• Records provided
::::::

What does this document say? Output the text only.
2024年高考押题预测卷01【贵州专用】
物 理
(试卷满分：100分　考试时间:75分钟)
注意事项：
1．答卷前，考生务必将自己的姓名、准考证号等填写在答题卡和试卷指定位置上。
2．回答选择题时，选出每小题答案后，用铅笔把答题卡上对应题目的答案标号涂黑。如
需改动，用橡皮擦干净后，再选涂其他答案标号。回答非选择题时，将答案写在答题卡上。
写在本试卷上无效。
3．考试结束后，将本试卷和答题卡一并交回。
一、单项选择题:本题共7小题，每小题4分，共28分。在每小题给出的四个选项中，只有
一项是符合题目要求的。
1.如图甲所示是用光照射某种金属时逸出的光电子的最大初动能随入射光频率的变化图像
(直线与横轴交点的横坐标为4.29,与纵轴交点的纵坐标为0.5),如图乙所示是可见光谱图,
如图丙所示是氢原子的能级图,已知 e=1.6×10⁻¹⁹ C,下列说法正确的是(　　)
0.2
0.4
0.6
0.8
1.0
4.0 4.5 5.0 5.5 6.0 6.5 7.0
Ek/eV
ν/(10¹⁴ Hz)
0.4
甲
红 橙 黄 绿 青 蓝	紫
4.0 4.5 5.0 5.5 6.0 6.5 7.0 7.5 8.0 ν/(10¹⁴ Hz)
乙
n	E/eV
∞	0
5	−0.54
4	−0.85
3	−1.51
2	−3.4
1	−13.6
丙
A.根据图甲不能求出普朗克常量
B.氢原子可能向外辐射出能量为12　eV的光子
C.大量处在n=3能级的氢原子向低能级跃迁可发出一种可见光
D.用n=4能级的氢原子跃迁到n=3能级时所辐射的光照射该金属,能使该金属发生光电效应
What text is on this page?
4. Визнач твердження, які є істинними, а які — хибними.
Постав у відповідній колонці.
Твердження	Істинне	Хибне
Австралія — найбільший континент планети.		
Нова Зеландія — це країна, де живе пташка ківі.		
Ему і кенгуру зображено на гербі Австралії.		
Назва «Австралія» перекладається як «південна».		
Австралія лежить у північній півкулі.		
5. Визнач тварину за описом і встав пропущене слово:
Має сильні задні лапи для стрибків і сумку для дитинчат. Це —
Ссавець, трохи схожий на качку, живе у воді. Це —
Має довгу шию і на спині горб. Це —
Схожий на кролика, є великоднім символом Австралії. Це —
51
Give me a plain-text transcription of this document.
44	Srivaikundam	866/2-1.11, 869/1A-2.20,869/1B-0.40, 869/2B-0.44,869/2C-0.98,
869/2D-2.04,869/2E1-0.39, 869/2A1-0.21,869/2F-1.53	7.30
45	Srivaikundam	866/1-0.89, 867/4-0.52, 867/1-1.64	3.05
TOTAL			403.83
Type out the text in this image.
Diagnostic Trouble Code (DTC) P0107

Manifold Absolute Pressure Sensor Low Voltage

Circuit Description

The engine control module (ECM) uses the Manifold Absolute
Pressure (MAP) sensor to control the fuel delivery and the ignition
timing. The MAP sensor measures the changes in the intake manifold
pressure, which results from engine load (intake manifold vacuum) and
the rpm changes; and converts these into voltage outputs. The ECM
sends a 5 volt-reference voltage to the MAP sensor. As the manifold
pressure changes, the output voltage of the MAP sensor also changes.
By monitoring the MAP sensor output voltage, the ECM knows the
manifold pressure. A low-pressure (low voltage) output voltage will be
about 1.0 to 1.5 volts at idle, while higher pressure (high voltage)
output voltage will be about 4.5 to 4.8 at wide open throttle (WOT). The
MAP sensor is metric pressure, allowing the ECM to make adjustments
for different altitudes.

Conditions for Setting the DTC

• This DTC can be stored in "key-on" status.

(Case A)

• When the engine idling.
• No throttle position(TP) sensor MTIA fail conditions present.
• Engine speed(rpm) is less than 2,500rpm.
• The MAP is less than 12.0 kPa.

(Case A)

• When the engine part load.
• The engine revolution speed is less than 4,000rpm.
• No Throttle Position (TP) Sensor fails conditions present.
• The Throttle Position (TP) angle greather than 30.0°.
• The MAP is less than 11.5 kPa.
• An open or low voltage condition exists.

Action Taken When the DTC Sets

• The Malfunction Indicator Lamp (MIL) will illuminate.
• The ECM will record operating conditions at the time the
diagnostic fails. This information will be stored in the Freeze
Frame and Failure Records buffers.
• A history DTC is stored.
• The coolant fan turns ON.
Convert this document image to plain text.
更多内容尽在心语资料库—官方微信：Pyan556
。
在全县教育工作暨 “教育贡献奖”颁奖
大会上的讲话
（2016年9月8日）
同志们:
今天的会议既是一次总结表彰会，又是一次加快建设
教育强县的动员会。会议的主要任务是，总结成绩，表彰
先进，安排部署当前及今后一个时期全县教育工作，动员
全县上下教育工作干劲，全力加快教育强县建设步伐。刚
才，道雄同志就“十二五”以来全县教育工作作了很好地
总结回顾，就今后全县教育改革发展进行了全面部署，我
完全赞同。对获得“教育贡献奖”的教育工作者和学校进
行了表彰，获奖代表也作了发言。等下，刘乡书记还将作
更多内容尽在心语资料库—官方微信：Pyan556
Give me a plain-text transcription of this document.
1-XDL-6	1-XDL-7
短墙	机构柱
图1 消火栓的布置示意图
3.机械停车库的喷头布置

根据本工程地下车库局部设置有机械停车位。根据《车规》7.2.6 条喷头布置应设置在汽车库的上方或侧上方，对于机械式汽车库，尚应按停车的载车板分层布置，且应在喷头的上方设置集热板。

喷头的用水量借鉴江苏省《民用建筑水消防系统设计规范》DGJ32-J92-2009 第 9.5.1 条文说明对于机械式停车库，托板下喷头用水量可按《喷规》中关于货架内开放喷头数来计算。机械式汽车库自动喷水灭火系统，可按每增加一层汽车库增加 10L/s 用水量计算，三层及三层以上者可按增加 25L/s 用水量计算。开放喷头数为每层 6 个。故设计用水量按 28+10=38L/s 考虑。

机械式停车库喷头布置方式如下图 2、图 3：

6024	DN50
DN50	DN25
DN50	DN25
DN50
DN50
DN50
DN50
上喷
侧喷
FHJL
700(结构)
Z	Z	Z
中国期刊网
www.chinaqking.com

::::::

• Directions for this task
Give a word-for-word copy of the records.

• Complete answer
What does this document say? Output the text only.
2024年高考押题预测卷01【贵州专用】
物 理
(试卷满分：100分　考试时间:75分钟)
注意事项：
1．答卷前，考生务必将自己的姓名、准考证号等填写在答题卡和试卷指定位置上。
2．回答选择题时，选出每小题答案后，用铅笔把答题卡上对应题目的答案标号涂黑。如
需改动，用橡皮擦干净后，再选涂其他答案标号。回答非选择题时，将答案写在答题卡上。
写在本试卷上无效。
3．考试结束后，将本试卷和答题卡一并交回。
一、单项选择题:本题共7小题，每小题4分，共28分。在每小题给出的四个选项中，只有
一项是符合题目要求的。
1.如图甲所示是用光照射某种金属时逸出的光电子的最大初动能随入射光频率的变化图像
(直线与横轴交点的横坐标为4.29,与纵轴交点的纵坐标为0.5),如图乙所示是可见光谱图,
如图丙所示是氢原子的能级图,已知 e=1.6×10⁻¹⁹ C,下列说法正确的是(　　)
0.2
0.4
0.6
0.8
1.0
4.0 4.5 5.0 5.5 6.0 6.5 7.0
Ek/eV
ν/(10¹⁴ Hz)
0.4
甲
红 橙 黄 绿 青 蓝	紫
4.0 4.5 5.0 5.5 6.0 6.5 7.0 7.5 8.0 ν/(10¹⁴ Hz)
乙
n	E/eV
∞	0
5	−0.54
4	−0.85
3	−1.51
2	−3.4
1	−13.6
丙
A.根据图甲不能求出普朗克常量
B.氢原子可能向外辐射出能量为12　eV的光子
C.大量处在n=3能级的氢原子向低能级跃迁可发出一种可见光
D.用n=4能级的氢原子跃迁到n=3能级时所辐射的光照射该金属,能使该金属发生光电效应
What text is on this page?
4. Визнач твердження, які є істинними, а які — хибними.
Постав у відповідній колонці.
Твердження	Істинне	Хибне
Австралія — найбільший континент планети.		
Нова Зеландія — це країна, де живе пташка ківі.		
Ему і кенгуру зображено на гербі Австралії.		
Назва «Австралія» перекладається як «південна».		
Австралія лежить у північній півкулі.		
5. Визнач тварину за описом і встав пропущене слово:
Має сильні задні лапи для стрибків і сумку для дитинчат. Це —
Ссавець, трохи схожий на качку, живе у воді. Це —
Має довгу шию і на спині горб. Це —
Схожий на кролика, є великоднім символом Австралії. Це —
51
Give me a plain-text transcription of this document.
44	Srivaikundam	866/2-1.11, 869/1A-2.20,869/1B-0.40, 869/2B-0.44,869/2C-0.98,
869/2D-2.04,869/2E1-0.39, 869/2A1-0.21,869/2F-1.53	7.30
45	Srivaikundam	866/1-0.89, 867/4-0.52, 867/1-1.64	3.05
TOTAL			403.83
Type out the text in this image.
Diagnostic Trouble Code (DTC) P0107

Manifold Absolute Pressure Sensor Low Voltage

Circuit Description

The engine control module (ECM) uses the Manifold Absolute
Pressure (MAP) sensor to control the fuel delivery and the ignition
timing. The MAP sensor measures the changes in the intake manifold
pressure, which results from engine load (intake manifold vacuum) and
the rpm changes; and converts these into voltage outputs. The ECM
sends a 5 volt-reference voltage to the MAP sensor. As the manifold
pressure changes, the output voltage of the MAP sensor also changes.
By monitoring the MAP sensor output voltage, the ECM knows the
manifold pressure. A low-pressure (low voltage) output voltage will be
about 1.0 to 1.5 volts at idle, while higher pressure (high voltage)
output voltage will be about 4.5 to 4.8 at wide open throttle (WOT). The
MAP sensor is metric pressure, allowing the ECM to make adjustments
for different altitudes.

Conditions for Setting the DTC

• This DTC can be stored in "key-on" status.

(Case A)

• When the engine idling.
• No throttle position(TP) sensor MTIA fail conditions present.
• Engine speed(rpm) is less than 2,500rpm.
• The MAP is less than 12.0 kPa.

(Case A)

• When the engine part load.
• The engine revolution speed is less than 4,000rpm.
• No Throttle Position (TP) Sensor fails conditions present.
• The Throttle Position (TP) angle greather than 30.0°.
• The MAP is less than 11.5 kPa.
• An open or low voltage condition exists.

Action Taken When the DTC Sets

• The Malfunction Indicator Lamp (MIL) will illuminate.
• The ECM will record operating conditions at the time the
diagnostic fails. This information will be stored in the Freeze
Frame and Failure Records buffers.
• A history DTC is stored.
• The coolant fan turns ON.
Convert this document image to plain text.
更多内容尽在心语资料库—官方微信：Pyan556
。
在全县教育工作暨 “教育贡献奖”颁奖
大会上的讲话
（2016年9月8日）
同志们:
今天的会议既是一次总结表彰会，又是一次加快建设
教育强县的动员会。会议的主要任务是，总结成绩，表彰
先进，安排部署当前及今后一个时期全县教育工作，动员
全县上下教育工作干劲，全力加快教育强县建设步伐。刚
才，道雄同志就“十二五”以来全县教育工作作了很好地
总结回顾，就今后全县教育改革发展进行了全面部署，我
完全赞同。对获得“教育贡献奖”的教育工作者和学校进
行了表彰，获奖代表也作了发言。等下，刘乡书记还将作
更多内容尽在心语资料库—官方微信：Pyan556
Give me a plain-text transcription of this document.
1-XDL-6	1-XDL-7
短墙	机构柱
图1 消火栓的布置示意图
3.机械停车库的喷头布置

根据本工程地下车库局部设置有机械停车位。根据《车规》7.2.6 条喷头布置应设置在汽车库的上方或侧上方，对于机械式汽车库，尚应按停车的载车板分层布置，且应在喷头的上方设置集热板。

喷头的用水量借鉴江苏省《民用建筑水消防系统设计规范》DGJ32-J92-2009 第 9.5.1 条文说明对于机械式停车库，托板下喷头用水量可按《喷规》中关于货架内开放喷头数来计算。机械式汽车库自动喷水灭火系统，可按每增加一层汽车库增加 10L/s 用水量计算，三层及三层以上者可按增加 25L/s 用水量计算。开放喷头数为每层 6 个。故设计用水量按 28+10=38L/s 考虑。

机械式停车库喷头布置方式如下图 2、图 3：

6024	DN50
DN50	DN25
DN50	DN25
DN50
DN50
DN50
DN50
上喷
侧喷
FHJL
700(结构)
Z	Z	Z
中国期刊网
www.chinaqking.com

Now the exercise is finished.